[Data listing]
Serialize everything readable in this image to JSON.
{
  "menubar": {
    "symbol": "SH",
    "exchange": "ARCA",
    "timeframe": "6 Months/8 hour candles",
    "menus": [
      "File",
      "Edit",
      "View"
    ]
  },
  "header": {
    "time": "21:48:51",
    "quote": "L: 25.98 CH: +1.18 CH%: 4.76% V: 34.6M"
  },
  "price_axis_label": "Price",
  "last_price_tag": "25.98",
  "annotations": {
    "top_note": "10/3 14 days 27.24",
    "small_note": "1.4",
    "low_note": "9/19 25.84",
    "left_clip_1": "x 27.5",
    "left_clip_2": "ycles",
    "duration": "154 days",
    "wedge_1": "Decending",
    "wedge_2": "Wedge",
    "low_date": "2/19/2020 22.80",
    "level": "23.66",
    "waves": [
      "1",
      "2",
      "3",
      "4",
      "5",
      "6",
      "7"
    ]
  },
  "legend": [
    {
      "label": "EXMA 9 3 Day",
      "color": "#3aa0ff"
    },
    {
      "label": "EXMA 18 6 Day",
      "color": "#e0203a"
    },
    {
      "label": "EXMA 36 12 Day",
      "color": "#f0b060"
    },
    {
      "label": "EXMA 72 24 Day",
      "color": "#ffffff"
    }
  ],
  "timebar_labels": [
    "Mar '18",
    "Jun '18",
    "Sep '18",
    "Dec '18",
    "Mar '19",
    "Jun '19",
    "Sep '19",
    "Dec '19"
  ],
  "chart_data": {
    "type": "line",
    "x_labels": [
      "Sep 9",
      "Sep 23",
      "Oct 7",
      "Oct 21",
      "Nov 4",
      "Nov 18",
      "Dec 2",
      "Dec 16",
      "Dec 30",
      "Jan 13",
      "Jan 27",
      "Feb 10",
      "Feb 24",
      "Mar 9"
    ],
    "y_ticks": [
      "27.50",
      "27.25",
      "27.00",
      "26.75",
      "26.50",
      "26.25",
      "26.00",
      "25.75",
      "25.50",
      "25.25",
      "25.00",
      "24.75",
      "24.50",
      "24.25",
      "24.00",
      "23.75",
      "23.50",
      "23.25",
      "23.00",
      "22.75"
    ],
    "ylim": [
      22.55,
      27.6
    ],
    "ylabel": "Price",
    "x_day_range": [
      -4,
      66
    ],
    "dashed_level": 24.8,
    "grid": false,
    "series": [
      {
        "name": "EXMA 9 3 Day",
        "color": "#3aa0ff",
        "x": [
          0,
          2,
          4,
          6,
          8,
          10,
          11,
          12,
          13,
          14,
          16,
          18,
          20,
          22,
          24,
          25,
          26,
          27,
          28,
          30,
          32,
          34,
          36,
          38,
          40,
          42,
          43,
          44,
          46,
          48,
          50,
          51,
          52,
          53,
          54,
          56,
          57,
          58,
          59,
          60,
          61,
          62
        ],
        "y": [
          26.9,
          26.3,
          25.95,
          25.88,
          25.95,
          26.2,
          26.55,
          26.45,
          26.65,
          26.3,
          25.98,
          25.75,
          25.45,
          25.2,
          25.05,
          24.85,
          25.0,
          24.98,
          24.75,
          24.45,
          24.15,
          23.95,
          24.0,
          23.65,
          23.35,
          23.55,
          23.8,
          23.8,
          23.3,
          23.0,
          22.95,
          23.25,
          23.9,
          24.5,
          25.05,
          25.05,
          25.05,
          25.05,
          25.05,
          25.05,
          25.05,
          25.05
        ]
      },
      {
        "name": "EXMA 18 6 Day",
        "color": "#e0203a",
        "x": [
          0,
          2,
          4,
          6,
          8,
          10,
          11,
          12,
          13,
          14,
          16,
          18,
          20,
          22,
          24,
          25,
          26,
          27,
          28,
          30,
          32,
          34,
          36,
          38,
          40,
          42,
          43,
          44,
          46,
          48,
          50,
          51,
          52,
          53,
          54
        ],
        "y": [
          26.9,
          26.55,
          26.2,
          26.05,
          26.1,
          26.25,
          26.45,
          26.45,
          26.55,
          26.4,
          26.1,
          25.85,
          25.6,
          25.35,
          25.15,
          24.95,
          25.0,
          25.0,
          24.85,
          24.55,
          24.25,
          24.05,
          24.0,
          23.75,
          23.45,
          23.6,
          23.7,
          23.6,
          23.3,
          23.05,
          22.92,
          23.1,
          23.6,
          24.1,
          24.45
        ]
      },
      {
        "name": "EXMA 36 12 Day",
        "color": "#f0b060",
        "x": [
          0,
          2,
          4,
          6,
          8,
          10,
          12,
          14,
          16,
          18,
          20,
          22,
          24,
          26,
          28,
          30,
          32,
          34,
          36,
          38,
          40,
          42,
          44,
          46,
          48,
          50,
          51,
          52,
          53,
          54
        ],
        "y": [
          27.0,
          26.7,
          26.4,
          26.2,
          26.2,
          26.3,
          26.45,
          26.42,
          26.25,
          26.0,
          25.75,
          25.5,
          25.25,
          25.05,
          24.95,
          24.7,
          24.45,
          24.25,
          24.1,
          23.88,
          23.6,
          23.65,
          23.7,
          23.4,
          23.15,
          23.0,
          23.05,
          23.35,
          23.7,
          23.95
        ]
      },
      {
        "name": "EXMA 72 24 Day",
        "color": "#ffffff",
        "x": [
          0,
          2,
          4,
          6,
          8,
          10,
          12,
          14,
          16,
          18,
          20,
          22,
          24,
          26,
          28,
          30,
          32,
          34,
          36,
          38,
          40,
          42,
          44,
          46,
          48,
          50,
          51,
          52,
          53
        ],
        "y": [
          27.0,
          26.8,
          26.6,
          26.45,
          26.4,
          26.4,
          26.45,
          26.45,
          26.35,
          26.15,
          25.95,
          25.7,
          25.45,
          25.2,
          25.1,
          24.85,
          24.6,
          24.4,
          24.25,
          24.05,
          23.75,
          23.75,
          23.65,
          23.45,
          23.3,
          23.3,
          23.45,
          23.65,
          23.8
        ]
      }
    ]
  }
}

**REQUIREMENTS:** Reproduce the full set of records precisely.

**THE COMPLETED TASK:**
Serialize everything readable in this image to JSON.
{
  "menubar": {
    "symbol": "SH",
    "exchange": "ARCA",
    "timeframe": "6 Months/8 hour candles",
    "menus": [
      "File",
      "Edit",
      "View"
    ]
  },
  "header": {
    "time": "21:48:51",
    "quote": "L: 25.98 CH: +1.18 CH%: 4.76% V: 34.6M"
  },
  "price_axis_label": "Price",
  "last_price_tag": "25.98",
  "annotations": {
    "top_note": "10/3 14 days 27.24",
    "small_note": "1.4",
    "low_note": "9/19 25.84",
    "left_clip_1": "x 27.5",
    "left_clip_2": "ycles",
    "duration": "154 days",
    "wedge_1": "Decending",
    "wedge_2": "Wedge",
    "low_date": "2/19/2020 22.80",
    "level": "23.66",
    "waves": [
      "1",
      "2",
      "3",
      "4",
      "5",
      "6",
      "7"
    ]
  },
  "legend": [
    {
      "label": "EXMA 9 3 Day",
      "color": "#3aa0ff"
    },
    {
      "label": "EXMA 18 6 Day",
      "color": "#e0203a"
    },
    {
      "label": "EXMA 36 12 Day",
      "color": "#f0b060"
    },
    {
      "label": "EXMA 72 24 Day",
      "color": "#ffffff"
    }
  ],
  "timebar_labels": [
    "Mar '18",
    "Jun '18",
    "Sep '18",
    "Dec '18",
    "Mar '19",
    "Jun '19",
    "Sep '19",
    "Dec '19"
  ],
  "chart_data": {
    "type": "line",
    "x_labels": [
      "Sep 9",
      "Sep 23",
      "Oct 7",
      "Oct 21",
      "Nov 4",
      "Nov 18",
      "Dec 2",
      "Dec 16",
      "Dec 30",
      "Jan 13",
      "Jan 27",
      "Feb 10",
      "Feb 24",
      "Mar 9"
    ],
    "y_ticks": [
      "27.50",
      "27.25",
      "27.00",
      "26.75",
      "26.50",
      "26.25",
      "26.00",
      "25.75",
      "25.50",
      "25.25",
      "25.00",
      "24.75",
      "24.50",
      "24.25",
      "24.00",
      "23.75",
      "23.50",
      "23.25",
      "23.00",
      "22.75"
    ],
    "ylim": [
      22.55,
      27.6
    ],
    "ylabel": "Price",
    "x_day_range": [
      -4,
      66
    ],
    "dashed_level": 24.8,
    "grid": false,
    "series": [
      {
        "name": "EXMA 9 3 Day",
        "color": "#3aa0ff",
        "x": [
          0,
          2,
          4,
          6,
          8,
          10,
          11,
          12,
          13,
          14,
          16,
          18,
          20,
          22,
          24,
          25,
          26,
          27,
          28,
          30,
          32,
          34,
          36,
          38,
          40,
          42,
          43,
          44,
          46,
          48,
          50,
          51,
          52,
          53,
          54,
          56,
          57,
          58,
          59,
          60,
          61,
          62
        ],
        "y": [
          26.9,
          26.3,
          25.95,
          25.88,
          25.95,
          26.2,
          26.55,
          26.45,
          26.65,
          26.3,
          25.98,
          25.75,
          25.45,
          25.2,
          25.05,
          24.85,
          25.0,
          24.98,
          24.75,
          24.45,
          24.15,
          23.95,
          24.0,
          23.65,
          23.35,
          23.55,
          23.8,
          23.8,
          23.3,
          23.0,
          22.95,
          23.25,
          23.9,
          24.5,
          25.05,
          25.05,
          25.05,
          25.05,
          25.05,
          25.05,
          25.05,
          25.05
        ]
      },
      {
        "name": "EXMA 18 6 Day",
        "color": "#e0203a",
        "x": [
          0,
          2,
          4,
          6,
          8,
          10,
          11,
          12,
          13,
          14,
          16,
          18,
          20,
          22,
          24,
          25,
          26,
          27,
          28,
          30,
          32,
          34,
          36,
          38,
          40,
          42,
          43,
          44,
          46,
          48,
          50,
          51,
          52,
          53,
          54
        ],
        "y": [
          26.9,
          26.55,
          26.2,
          26.05,
          26.1,
          26.25,
          26.45,
          26.45,
          26.55,
          26.4,
          26.1,
          25.85,
          25.6,
          25.35,
          25.15,
          24.95,
          25.0,
          25.0,
          24.85,
          24.55,
          24.25,
          24.05,
          24.0,
          23.75,
          23.45,
          23.6,
          23.7,
          23.6,
          23.3,
          23.05,
          22.92,
          23.1,
          23.6,
          24.1,
          24.45
        ]
      },
      {
        "name": "EXMA 36 12 Day",
        "color": "#f0b060",
        "x": [
          0,
          2,
          4,
          6,
          8,
          10,
          12,
          14,
          16,
          18,
          20,
          22,
          24,
          26,
          28,
          30,
          32,
          34,
          36,
          38,
          40,
          42,
          44,
          46,
          48,
          50,
          51,
          52,
          53,
          54
        ],
        "y": [
          27.0,
          26.7,
          26.4,
          26.2,
          26.2,
          26.3,
          26.45,
          26.42,
          26.25,
          26.0,
          25.75,
          25.5,
          25.25,
          25.05,
          24.95,
          24.7,
          24.45,
          24.25,
          24.1,
          23.88,
          23.6,
          23.65,
          23.7,
          23.4,
          23.15,
          23.0,
          23.05,
          23.35,
          23.7,
          23.95
        ]
      },
      {
        "name": "EXMA 72 24 Day",
        "color": "#ffffff",
        "x": [
          0,
          2,
          4,
          6,
          8,
          10,
          12,
          14,
          16,
          18,
          20,
          22,
          24,
          26,
          28,
          30,
          32,
          34,
          36,
          38,
          40,
          42,
          44,
          46,
          48,
          50,
          51,
          52,
          53
        ],
        "y": [
          27.0,
          26.8,
          26.6,
          26.45,
          26.4,
          26.4,
          26.45,
          26.45,
          26.35,
          26.15,
          25.95,
          25.7,
          25.45,
          25.2,
          25.1,
          24.85,
          24.6,
          24.4,
          24.25,
          24.05,
          23.75,
          23.75,
          23.65,
          23.45,
          23.3,
          23.3,
          23.45,
          23.65,
          23.8
        ]
      }
    ]
  }
}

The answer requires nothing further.